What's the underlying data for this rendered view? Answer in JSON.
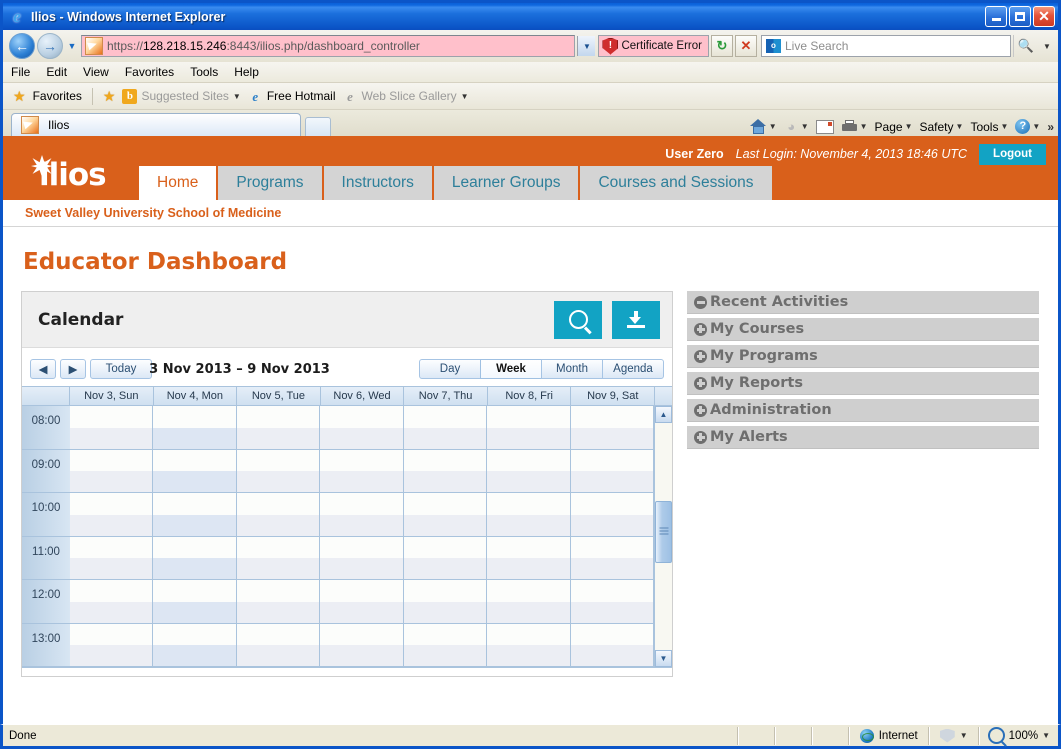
{
  "browser": {
    "title": "Ilios - Windows Internet Explorer",
    "window_buttons": {
      "minimize": "minimize-button",
      "maximize": "maximize-button",
      "close": "close-button"
    },
    "address": {
      "protocol": "https://",
      "host": "128.218.15.246",
      "path": ":8443/ilios.php/dashboard_controller",
      "full": "https://128.218.15.246:8443/ilios.php/dashboard_controller"
    },
    "certificate_error": "Certificate Error",
    "search": {
      "placeholder": "Live Search",
      "provider_icon": "live-search-icon"
    },
    "menu": [
      "File",
      "Edit",
      "View",
      "Favorites",
      "Tools",
      "Help"
    ],
    "favorites_bar": {
      "favorites_label": "Favorites",
      "items": [
        "Suggested Sites",
        "Free Hotmail",
        "Web Slice Gallery"
      ]
    },
    "tabs": [
      {
        "label": "Ilios",
        "active": true
      }
    ],
    "command_bar": [
      "Page",
      "Safety",
      "Tools"
    ],
    "status": {
      "text": "Done",
      "zone": "Internet",
      "zoom": "100%"
    }
  },
  "app": {
    "user": {
      "name": "User Zero",
      "last_login": "Last Login: November 4, 2013 18:46 UTC",
      "logout_label": "Logout"
    },
    "logo_text": "ilios",
    "nav_tabs": [
      {
        "label": "Home",
        "active": true
      },
      {
        "label": "Programs",
        "active": false
      },
      {
        "label": "Instructors",
        "active": false
      },
      {
        "label": "Learner Groups",
        "active": false
      },
      {
        "label": "Courses and Sessions",
        "active": false
      }
    ],
    "school": "Sweet Valley University School of Medicine",
    "page_title": "Educator Dashboard",
    "colors": {
      "brand_orange": "#d9601b",
      "teal": "#12a3c4",
      "tab_inactive": "#d4d4d4",
      "accordion_gray": "#cfcfcf"
    },
    "calendar": {
      "title": "Calendar",
      "actions": [
        {
          "name": "search",
          "icon": "search-icon"
        },
        {
          "name": "download",
          "icon": "download-icon"
        }
      ],
      "toolbar": {
        "prev": "◀",
        "next": "▶",
        "today": "Today",
        "range_title": "3 Nov 2013 – 9 Nov 2013",
        "views": [
          {
            "label": "Day",
            "selected": false
          },
          {
            "label": "Week",
            "selected": true
          },
          {
            "label": "Month",
            "selected": false
          },
          {
            "label": "Agenda",
            "selected": false
          }
        ]
      },
      "days": [
        {
          "label": "Nov 3, Sun",
          "today": false
        },
        {
          "label": "Nov 4, Mon",
          "today": true
        },
        {
          "label": "Nov 5, Tue",
          "today": false
        },
        {
          "label": "Nov 6, Wed",
          "today": false
        },
        {
          "label": "Nov 7, Thu",
          "today": false
        },
        {
          "label": "Nov 8, Fri",
          "today": false
        },
        {
          "label": "Nov 9, Sat",
          "today": false
        }
      ],
      "times": [
        "08:00",
        "09:00",
        "10:00",
        "11:00",
        "12:00",
        "13:00"
      ],
      "events": []
    },
    "sidebar_panels": [
      {
        "label": "Recent Activities",
        "expanded": true
      },
      {
        "label": "My Courses",
        "expanded": false
      },
      {
        "label": "My Programs",
        "expanded": false
      },
      {
        "label": "My Reports",
        "expanded": false
      },
      {
        "label": "Administration",
        "expanded": false
      },
      {
        "label": "My Alerts",
        "expanded": false
      }
    ]
  }
}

- PROBLEM DESCRIPTION -
Among the entries, how many lines contain the string "icon"? Give the number without anything else.

- RESULT BELOW -
3